Dataset entries:
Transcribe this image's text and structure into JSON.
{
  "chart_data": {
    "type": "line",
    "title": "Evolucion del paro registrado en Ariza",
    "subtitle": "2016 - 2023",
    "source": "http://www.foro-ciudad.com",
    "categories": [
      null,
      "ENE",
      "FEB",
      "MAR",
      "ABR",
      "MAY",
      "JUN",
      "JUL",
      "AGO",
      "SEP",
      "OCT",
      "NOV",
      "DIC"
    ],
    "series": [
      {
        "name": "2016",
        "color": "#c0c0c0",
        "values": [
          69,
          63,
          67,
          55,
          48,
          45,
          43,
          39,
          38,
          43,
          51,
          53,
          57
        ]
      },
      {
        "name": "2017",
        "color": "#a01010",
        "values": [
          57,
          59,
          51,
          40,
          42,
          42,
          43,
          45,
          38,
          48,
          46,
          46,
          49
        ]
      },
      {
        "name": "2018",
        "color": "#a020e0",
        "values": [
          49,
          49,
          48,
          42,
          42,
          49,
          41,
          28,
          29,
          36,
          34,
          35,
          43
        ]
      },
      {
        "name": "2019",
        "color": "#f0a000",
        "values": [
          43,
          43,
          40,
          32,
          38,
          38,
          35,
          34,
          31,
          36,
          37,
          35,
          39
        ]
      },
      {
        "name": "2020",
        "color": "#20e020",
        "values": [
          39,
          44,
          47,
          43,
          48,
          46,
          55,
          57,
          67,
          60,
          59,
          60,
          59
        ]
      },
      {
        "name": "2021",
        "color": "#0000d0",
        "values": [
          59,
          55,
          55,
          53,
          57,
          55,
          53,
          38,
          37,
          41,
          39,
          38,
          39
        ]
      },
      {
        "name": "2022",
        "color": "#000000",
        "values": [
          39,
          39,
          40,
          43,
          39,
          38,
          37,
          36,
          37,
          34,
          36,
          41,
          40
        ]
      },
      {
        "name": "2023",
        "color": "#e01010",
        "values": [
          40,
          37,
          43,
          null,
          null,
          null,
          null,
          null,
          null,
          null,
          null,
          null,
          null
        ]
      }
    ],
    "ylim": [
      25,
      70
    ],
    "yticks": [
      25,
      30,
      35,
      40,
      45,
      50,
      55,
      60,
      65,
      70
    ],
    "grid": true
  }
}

Exercise task:
Lines containing the string "name" are to be selected and copied.

Correct answer:
        "name": "2016",
        "name": "2017",
        "name": "2018",
        "name": "2019",
        "name": "2020",
        "name": "2021",
        "name": "2022",
        "name": "2023",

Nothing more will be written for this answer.